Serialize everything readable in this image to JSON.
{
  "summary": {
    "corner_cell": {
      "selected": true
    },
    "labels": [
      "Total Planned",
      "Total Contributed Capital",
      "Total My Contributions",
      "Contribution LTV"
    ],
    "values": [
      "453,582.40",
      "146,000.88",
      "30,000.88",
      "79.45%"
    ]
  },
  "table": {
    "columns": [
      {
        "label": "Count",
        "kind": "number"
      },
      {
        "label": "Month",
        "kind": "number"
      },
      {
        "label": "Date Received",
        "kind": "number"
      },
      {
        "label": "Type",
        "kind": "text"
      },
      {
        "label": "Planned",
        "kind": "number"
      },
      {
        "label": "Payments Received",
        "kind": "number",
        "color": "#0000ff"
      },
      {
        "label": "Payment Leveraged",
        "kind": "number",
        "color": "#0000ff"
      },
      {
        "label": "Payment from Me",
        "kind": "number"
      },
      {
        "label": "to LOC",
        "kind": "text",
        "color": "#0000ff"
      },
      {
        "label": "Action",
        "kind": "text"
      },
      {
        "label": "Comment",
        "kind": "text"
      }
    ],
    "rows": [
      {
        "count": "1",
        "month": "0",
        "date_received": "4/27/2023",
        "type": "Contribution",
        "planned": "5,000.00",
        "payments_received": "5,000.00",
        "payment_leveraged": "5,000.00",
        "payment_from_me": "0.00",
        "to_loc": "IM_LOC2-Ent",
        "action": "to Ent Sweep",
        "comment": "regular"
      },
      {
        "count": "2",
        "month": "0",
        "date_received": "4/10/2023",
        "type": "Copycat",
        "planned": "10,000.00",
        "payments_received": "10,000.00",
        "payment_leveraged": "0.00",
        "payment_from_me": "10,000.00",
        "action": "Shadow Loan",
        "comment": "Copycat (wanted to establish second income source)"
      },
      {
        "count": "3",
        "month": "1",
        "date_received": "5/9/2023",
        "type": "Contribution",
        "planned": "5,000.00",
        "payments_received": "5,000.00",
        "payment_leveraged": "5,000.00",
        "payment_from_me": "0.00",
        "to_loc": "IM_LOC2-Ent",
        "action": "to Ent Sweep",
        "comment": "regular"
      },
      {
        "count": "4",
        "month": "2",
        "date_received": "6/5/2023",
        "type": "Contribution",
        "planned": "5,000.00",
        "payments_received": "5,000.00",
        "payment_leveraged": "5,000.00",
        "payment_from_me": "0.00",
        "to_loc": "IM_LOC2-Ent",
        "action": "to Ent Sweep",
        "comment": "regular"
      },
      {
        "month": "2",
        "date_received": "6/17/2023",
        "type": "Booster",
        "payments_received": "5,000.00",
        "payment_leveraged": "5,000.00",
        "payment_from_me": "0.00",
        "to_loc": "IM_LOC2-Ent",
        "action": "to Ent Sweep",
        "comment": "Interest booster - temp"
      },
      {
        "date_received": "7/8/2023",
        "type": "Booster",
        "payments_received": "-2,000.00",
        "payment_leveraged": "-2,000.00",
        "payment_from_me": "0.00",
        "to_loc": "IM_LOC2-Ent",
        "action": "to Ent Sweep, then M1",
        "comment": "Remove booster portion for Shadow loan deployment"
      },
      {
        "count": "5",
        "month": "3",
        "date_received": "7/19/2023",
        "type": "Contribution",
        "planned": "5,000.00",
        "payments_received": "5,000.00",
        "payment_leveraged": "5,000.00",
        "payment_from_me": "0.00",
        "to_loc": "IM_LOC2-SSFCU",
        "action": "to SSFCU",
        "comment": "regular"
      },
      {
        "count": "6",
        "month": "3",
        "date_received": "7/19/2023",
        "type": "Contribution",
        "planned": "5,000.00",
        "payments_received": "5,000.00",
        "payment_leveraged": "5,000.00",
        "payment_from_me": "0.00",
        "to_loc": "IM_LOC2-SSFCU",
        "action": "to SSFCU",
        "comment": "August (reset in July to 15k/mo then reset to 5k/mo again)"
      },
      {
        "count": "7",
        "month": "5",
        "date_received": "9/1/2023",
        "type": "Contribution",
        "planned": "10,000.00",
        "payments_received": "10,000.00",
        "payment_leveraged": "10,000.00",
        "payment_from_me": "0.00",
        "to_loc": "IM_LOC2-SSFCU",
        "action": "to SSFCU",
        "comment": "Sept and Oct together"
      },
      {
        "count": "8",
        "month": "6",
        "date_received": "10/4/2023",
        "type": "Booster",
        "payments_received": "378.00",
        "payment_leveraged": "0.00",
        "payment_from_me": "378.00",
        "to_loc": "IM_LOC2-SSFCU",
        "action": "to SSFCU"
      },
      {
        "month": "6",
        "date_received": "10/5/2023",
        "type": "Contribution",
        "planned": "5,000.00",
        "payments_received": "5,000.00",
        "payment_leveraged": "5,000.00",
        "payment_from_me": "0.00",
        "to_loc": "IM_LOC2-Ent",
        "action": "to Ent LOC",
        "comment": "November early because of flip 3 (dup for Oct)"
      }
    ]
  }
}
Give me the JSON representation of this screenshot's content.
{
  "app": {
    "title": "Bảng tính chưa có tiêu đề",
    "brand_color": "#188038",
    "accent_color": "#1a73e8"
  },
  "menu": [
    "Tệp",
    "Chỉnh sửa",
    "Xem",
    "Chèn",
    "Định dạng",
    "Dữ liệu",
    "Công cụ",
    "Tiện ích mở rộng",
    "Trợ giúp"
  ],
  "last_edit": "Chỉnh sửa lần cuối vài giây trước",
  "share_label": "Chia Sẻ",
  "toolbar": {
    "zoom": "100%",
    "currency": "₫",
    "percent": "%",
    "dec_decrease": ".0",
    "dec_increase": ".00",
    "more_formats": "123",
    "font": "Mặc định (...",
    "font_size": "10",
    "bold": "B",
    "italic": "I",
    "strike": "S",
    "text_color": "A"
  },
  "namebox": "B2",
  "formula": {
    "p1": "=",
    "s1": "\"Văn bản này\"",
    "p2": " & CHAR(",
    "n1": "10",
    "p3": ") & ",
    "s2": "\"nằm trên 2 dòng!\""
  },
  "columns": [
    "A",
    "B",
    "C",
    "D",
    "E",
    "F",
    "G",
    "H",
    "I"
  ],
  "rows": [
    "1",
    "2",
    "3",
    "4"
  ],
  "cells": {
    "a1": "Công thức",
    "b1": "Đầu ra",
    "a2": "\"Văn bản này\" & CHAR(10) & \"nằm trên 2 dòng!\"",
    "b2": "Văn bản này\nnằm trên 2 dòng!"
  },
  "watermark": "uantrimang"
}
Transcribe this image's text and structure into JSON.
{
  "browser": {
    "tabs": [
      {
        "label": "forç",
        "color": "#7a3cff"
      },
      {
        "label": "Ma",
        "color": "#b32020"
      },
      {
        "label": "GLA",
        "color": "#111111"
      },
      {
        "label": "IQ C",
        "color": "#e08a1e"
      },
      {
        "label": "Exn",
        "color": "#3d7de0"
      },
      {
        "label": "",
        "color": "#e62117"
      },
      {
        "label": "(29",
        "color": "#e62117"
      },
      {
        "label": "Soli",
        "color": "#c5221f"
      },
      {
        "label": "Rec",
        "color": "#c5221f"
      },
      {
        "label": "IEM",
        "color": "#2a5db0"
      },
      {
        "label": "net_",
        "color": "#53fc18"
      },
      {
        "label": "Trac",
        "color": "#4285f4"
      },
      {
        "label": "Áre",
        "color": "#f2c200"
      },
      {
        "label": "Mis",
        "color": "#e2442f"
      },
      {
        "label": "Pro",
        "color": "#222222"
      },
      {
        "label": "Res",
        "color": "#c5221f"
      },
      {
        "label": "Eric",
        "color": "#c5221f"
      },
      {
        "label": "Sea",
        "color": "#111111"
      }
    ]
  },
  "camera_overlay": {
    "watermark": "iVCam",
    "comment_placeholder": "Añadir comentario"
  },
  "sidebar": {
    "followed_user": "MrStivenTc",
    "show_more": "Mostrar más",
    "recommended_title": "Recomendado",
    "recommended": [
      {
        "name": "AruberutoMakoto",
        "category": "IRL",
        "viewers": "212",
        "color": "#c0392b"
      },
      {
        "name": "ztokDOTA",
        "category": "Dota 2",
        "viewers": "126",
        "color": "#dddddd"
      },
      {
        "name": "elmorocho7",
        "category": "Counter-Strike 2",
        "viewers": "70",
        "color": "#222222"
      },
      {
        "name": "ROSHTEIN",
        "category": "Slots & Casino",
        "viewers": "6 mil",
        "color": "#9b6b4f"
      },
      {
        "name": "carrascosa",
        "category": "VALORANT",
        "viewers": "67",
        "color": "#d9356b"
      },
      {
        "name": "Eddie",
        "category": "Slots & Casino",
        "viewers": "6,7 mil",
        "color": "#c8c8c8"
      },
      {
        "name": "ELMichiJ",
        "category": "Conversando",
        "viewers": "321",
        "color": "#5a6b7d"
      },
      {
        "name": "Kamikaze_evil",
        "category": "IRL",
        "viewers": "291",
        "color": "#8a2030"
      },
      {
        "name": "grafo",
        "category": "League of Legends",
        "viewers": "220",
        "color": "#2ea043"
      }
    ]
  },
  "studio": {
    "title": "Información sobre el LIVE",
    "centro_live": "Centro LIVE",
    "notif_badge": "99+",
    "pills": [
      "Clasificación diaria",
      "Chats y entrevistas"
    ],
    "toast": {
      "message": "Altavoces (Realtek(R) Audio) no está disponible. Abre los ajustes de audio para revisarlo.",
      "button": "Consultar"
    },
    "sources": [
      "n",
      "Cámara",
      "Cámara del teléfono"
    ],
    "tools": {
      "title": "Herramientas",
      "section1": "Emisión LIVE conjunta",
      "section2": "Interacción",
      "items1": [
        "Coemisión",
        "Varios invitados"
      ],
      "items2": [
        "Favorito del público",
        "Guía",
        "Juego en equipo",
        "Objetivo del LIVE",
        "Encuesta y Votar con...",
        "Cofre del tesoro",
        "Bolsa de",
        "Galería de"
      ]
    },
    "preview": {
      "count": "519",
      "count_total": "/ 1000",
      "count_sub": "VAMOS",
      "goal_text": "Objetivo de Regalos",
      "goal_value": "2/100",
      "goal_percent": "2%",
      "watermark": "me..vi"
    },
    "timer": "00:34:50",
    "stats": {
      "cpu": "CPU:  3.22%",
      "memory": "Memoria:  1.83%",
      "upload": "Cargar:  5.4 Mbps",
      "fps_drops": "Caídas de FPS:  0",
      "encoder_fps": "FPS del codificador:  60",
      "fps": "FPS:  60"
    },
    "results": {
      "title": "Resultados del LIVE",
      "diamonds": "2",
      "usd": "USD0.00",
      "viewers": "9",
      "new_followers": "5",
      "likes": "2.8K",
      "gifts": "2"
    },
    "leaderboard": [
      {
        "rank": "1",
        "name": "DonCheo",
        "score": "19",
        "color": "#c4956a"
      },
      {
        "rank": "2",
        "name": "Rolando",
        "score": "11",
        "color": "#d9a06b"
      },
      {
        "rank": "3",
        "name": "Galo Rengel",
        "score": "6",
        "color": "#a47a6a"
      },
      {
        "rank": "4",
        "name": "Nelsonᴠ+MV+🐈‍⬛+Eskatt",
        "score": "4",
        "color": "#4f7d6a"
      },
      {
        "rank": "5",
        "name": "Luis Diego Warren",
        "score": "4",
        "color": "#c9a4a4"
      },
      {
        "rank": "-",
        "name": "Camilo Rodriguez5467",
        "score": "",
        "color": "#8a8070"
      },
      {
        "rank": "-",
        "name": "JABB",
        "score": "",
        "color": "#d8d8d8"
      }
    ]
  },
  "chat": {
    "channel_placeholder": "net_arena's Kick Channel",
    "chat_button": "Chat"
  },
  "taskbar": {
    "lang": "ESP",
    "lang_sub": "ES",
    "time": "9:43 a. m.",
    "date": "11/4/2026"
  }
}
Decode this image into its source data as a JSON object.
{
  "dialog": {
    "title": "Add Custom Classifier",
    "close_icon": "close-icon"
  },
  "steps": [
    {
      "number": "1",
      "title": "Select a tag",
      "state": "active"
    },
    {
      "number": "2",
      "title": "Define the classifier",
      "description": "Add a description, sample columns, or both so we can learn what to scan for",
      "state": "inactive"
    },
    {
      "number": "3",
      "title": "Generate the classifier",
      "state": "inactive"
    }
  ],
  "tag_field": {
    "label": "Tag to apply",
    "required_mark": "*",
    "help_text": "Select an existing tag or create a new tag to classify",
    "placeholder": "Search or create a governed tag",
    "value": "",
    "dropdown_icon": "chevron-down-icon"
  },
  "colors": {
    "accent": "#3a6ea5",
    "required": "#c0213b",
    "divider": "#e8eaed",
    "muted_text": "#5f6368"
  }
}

────────────────────────────────────────

EXERCISE DIRECTIONS
Copy all lines from the material that include "CHAR".

ANSWER IN FULL
    "p2": " & CHAR(",
    "a2": "\"Văn bản này\" & CHAR(10) & \"nằm trên 2 dòng!\"",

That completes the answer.